*The task:* What is the number of lines holding the word "stores"? Write that number and nothing else.

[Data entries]
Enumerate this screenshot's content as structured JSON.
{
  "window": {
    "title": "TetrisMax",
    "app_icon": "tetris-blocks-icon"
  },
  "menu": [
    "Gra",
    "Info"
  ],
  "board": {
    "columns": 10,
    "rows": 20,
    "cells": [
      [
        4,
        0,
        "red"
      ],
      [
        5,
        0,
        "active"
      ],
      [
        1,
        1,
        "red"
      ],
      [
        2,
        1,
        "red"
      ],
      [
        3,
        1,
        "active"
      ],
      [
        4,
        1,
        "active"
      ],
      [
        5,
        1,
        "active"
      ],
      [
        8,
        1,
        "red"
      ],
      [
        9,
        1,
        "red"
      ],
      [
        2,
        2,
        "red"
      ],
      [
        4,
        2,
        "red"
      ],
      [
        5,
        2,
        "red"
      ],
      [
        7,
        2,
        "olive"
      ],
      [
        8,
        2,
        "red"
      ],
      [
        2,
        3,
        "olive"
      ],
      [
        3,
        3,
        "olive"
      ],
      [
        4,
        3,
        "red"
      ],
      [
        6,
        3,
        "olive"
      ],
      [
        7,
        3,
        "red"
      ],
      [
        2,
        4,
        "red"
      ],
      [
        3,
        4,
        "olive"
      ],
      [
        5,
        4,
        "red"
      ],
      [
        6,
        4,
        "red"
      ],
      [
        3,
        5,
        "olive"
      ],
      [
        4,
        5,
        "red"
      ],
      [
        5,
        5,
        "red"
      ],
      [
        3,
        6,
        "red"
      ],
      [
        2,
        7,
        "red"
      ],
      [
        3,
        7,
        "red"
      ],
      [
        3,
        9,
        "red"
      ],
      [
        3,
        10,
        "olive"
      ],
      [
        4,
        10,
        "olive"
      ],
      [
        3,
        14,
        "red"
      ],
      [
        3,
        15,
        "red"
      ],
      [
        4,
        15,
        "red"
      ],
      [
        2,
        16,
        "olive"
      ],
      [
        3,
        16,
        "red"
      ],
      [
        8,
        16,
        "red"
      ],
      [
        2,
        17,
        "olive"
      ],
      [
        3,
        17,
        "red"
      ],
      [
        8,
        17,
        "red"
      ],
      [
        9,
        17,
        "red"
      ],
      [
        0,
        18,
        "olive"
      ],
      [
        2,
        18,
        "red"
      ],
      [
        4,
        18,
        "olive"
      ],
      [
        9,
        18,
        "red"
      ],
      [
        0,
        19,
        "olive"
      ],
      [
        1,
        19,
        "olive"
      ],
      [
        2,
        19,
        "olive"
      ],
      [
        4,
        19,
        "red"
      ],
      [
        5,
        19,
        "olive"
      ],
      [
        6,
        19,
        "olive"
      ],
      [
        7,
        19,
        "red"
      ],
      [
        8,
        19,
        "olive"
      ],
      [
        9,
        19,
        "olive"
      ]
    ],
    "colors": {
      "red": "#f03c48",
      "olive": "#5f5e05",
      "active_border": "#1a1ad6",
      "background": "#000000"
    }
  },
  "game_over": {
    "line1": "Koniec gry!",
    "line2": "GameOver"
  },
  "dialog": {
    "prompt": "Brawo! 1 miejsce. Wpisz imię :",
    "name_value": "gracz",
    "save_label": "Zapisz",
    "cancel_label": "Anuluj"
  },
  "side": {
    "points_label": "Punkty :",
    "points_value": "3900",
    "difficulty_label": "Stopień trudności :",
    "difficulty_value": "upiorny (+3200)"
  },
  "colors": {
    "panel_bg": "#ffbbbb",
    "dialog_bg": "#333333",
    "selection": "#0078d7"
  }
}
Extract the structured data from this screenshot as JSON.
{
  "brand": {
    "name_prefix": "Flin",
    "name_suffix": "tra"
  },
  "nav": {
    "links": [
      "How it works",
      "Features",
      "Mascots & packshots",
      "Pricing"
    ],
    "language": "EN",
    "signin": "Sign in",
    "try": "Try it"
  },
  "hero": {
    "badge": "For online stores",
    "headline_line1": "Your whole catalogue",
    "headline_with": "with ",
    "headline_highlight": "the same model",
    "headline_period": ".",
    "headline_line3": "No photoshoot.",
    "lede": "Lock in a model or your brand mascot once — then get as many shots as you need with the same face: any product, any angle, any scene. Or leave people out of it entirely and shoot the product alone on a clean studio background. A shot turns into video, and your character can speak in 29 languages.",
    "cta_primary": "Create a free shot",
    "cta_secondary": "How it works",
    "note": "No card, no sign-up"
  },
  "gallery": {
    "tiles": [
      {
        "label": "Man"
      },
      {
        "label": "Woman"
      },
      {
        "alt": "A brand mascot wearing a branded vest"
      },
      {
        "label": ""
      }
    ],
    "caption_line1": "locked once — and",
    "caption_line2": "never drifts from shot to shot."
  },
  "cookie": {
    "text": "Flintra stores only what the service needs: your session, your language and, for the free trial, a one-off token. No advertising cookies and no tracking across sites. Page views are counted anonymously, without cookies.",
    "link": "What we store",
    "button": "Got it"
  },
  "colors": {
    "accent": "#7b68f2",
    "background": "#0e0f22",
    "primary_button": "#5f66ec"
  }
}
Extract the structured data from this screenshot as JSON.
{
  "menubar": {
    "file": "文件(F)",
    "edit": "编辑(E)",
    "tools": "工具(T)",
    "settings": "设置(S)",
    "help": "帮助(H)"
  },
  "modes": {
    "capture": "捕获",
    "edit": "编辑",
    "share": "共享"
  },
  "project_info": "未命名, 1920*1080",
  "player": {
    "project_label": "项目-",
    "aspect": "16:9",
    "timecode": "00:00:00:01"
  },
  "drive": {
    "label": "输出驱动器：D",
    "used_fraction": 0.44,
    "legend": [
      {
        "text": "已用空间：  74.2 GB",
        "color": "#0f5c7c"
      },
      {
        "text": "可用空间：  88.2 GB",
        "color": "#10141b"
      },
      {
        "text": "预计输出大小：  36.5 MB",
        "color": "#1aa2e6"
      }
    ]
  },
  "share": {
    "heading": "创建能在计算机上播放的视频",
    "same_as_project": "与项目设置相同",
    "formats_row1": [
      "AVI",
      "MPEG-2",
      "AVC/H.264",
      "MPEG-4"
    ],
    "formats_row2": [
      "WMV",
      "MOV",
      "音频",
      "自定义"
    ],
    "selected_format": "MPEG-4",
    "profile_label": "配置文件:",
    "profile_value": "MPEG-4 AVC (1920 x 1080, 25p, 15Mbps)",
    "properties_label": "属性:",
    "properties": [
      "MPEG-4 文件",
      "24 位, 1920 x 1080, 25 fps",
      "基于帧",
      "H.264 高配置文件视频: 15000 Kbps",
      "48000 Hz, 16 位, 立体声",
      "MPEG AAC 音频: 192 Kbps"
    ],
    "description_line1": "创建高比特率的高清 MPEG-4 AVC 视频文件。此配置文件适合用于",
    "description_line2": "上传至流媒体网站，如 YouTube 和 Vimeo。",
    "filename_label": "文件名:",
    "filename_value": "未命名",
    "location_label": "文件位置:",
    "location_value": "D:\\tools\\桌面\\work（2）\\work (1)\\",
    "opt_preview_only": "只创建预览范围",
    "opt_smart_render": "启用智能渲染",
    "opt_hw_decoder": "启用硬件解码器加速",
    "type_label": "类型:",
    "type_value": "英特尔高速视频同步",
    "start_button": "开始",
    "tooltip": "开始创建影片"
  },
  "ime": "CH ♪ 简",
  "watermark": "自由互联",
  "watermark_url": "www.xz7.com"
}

*Exercise result:* 2